Exercise brief
Copy the data exactly. No line may be skipped.

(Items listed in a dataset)

-- Opening Marker --

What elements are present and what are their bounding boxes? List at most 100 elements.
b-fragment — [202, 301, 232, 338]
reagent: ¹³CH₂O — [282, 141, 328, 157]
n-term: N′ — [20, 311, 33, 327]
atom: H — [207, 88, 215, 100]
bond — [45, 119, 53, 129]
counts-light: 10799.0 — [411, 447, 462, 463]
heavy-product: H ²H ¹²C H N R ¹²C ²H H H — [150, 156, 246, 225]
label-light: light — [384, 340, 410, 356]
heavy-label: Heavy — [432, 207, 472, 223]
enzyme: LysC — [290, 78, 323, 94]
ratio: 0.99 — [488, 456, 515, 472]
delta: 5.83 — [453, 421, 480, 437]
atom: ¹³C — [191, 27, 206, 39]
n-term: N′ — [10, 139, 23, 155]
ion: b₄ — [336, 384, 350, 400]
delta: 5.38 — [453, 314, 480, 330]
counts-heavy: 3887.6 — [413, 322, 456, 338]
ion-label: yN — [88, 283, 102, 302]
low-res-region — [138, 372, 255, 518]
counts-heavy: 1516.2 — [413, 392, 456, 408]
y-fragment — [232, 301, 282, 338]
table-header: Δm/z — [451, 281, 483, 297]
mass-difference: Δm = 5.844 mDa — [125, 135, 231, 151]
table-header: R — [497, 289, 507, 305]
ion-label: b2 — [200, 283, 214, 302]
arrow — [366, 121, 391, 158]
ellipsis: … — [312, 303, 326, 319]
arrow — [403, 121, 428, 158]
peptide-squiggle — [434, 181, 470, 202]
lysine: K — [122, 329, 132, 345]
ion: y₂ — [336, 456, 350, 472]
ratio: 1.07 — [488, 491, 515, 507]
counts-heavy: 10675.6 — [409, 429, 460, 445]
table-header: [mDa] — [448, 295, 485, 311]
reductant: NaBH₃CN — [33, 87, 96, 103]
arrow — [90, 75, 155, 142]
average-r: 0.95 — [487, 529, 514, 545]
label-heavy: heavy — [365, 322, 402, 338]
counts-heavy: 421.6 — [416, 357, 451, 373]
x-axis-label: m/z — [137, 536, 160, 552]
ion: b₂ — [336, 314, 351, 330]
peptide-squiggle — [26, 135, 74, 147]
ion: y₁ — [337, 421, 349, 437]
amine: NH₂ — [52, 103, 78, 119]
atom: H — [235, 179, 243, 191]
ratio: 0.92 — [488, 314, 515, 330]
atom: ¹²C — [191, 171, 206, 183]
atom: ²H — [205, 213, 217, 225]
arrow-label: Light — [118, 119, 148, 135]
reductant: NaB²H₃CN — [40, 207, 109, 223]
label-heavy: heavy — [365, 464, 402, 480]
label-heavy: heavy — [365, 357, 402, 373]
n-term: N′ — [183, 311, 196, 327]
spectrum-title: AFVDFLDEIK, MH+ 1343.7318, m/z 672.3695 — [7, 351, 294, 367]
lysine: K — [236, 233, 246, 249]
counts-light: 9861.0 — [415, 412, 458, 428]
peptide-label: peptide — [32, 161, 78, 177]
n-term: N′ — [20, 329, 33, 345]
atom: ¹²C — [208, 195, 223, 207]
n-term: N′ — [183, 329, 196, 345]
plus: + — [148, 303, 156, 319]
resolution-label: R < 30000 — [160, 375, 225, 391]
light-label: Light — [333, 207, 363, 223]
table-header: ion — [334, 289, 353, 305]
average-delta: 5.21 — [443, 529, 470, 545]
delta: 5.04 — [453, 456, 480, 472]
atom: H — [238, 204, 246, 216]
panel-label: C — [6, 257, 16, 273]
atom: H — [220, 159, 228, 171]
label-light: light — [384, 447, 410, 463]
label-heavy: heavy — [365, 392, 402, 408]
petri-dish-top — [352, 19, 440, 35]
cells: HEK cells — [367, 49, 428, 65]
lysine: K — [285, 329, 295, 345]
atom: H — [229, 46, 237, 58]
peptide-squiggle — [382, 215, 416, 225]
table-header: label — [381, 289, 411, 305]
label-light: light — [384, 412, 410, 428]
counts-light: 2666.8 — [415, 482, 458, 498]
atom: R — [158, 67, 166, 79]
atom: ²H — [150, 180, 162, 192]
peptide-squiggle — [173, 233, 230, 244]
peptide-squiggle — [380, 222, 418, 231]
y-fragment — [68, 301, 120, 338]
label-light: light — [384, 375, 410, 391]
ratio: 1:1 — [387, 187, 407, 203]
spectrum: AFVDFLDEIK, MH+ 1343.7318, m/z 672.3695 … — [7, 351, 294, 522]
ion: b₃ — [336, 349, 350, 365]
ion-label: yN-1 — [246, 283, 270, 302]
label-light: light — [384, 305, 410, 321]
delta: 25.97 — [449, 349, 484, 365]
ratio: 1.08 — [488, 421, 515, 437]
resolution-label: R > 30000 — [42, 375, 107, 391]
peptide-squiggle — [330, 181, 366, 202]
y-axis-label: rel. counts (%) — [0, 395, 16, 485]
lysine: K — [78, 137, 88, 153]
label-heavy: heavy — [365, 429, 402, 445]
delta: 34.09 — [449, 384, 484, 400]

-- Closing Marker --

Reply to the exercise
What elements are present and what are their bounding boxes? List at most 100 elements.
b-fragment — [202, 301, 232, 338]
reagent: ¹³CH₂O — [282, 141, 328, 157]
n-term: N′ — [20, 311, 33, 327]
atom: H — [207, 88, 215, 100]
bond — [45, 119, 53, 129]
counts-light: 10799.0 — [411, 447, 462, 463]
heavy-product: H ²H ¹²C H N R ¹²C ²H H H — [150, 156, 246, 225]
label-light: light — [384, 340, 410, 356]
heavy-label: Heavy — [432, 207, 472, 223]
enzyme: LysC — [290, 78, 323, 94]
ratio: 0.99 — [488, 456, 515, 472]
delta: 5.83 — [453, 421, 480, 437]
atom: ¹³C — [191, 27, 206, 39]
n-term: N′ — [10, 139, 23, 155]
ion: b₄ — [336, 384, 350, 400]
delta: 5.38 — [453, 314, 480, 330]
counts-heavy: 3887.6 — [413, 322, 456, 338]
ion-label: yN — [88, 283, 102, 302]
low-res-region — [138, 372, 255, 518]
counts-heavy: 1516.2 — [413, 392, 456, 408]
y-fragment — [232, 301, 282, 338]
table-header: Δm/z — [451, 281, 483, 297]
mass-difference: Δm = 5.844 mDa — [125, 135, 231, 151]
table-header: R — [497, 289, 507, 305]
ion-label: b2 — [200, 283, 214, 302]
arrow — [366, 121, 391, 158]
ellipsis: … — [312, 303, 326, 319]
arrow — [403, 121, 428, 158]
peptide-squiggle — [434, 181, 470, 202]
lysine: K — [122, 329, 132, 345]
ion: y₂ — [336, 456, 350, 472]
ratio: 1.07 — [488, 491, 515, 507]
counts-heavy: 10675.6 — [409, 429, 460, 445]
table-header: [mDa] — [448, 295, 485, 311]
reductant: NaBH₃CN — [33, 87, 96, 103]
arrow — [90, 75, 155, 142]
average-r: 0.95 — [487, 529, 514, 545]
label-heavy: heavy — [365, 322, 402, 338]
counts-heavy: 421.6 — [416, 357, 451, 373]
x-axis-label: m/z — [137, 536, 160, 552]
ion: b₂ — [336, 314, 351, 330]
peptide-squiggle — [26, 135, 74, 147]
ion: y₁ — [337, 421, 349, 437]
amine: NH₂ — [52, 103, 78, 119]
atom: H — [235, 179, 243, 191]
ratio: 0.92 — [488, 314, 515, 330]
atom: ¹²C — [191, 171, 206, 183]
atom: ²H — [205, 213, 217, 225]
arrow-label: Light — [118, 119, 148, 135]
reductant: NaB²H₃CN — [40, 207, 109, 223]
label-heavy: heavy — [365, 464, 402, 480]
label-heavy: heavy — [365, 357, 402, 373]
n-term: N′ — [183, 311, 196, 327]
spectrum-title: AFVDFLDEIK, MH+ 1343.7318, m/z 672.3695 — [7, 351, 294, 367]
lysine: K — [236, 233, 246, 249]
counts-light: 9861.0 — [415, 412, 458, 428]
peptide-label: peptide — [32, 161, 78, 177]
n-term: N′ — [20, 329, 33, 345]
atom: ¹²C — [208, 195, 223, 207]
n-term: N′ — [183, 329, 196, 345]
plus: + — [148, 303, 156, 319]
resolution-label: R < 30000 — [160, 375, 225, 391]
light-label: Light — [333, 207, 363, 223]
table-header: ion — [334, 289, 353, 305]
average-delta: 5.21 — [443, 529, 470, 545]
delta: 5.04 — [453, 456, 480, 472]
atom: H — [238, 204, 246, 216]
panel-label: C — [6, 257, 16, 273]
atom: H — [220, 159, 228, 171]
label-light: light — [384, 447, 410, 463]
label-heavy: heavy — [365, 392, 402, 408]
petri-dish-top — [352, 19, 440, 35]
cells: HEK cells — [367, 49, 428, 65]
lysine: K — [285, 329, 295, 345]
atom: H — [229, 46, 237, 58]
peptide-squiggle — [382, 215, 416, 225]
table-header: label — [381, 289, 411, 305]
label-light: light — [384, 412, 410, 428]
counts-light: 2666.8 — [415, 482, 458, 498]
atom: R — [158, 67, 166, 79]
atom: ²H — [150, 180, 162, 192]
peptide-squiggle — [173, 233, 230, 244]
peptide-squiggle — [380, 222, 418, 231]
y-fragment — [68, 301, 120, 338]
label-light: light — [384, 375, 410, 391]
ratio: 1:1 — [387, 187, 407, 203]
spectrum: AFVDFLDEIK, MH+ 1343.7318, m/z 672.3695 … — [7, 351, 294, 522]
ion: b₃ — [336, 349, 350, 365]
ion-label: yN-1 — [246, 283, 270, 302]
label-light: light — [384, 305, 410, 321]
delta: 25.97 — [449, 349, 484, 365]
ratio: 1.08 — [488, 421, 515, 437]
resolution-label: R > 30000 — [42, 375, 107, 391]
peptide-squiggle — [330, 181, 366, 202]
y-axis-label: rel. counts (%) — [0, 395, 16, 485]
lysine: K — [78, 137, 88, 153]
label-heavy: heavy — [365, 429, 402, 445]
delta: 34.09 — [449, 384, 484, 400]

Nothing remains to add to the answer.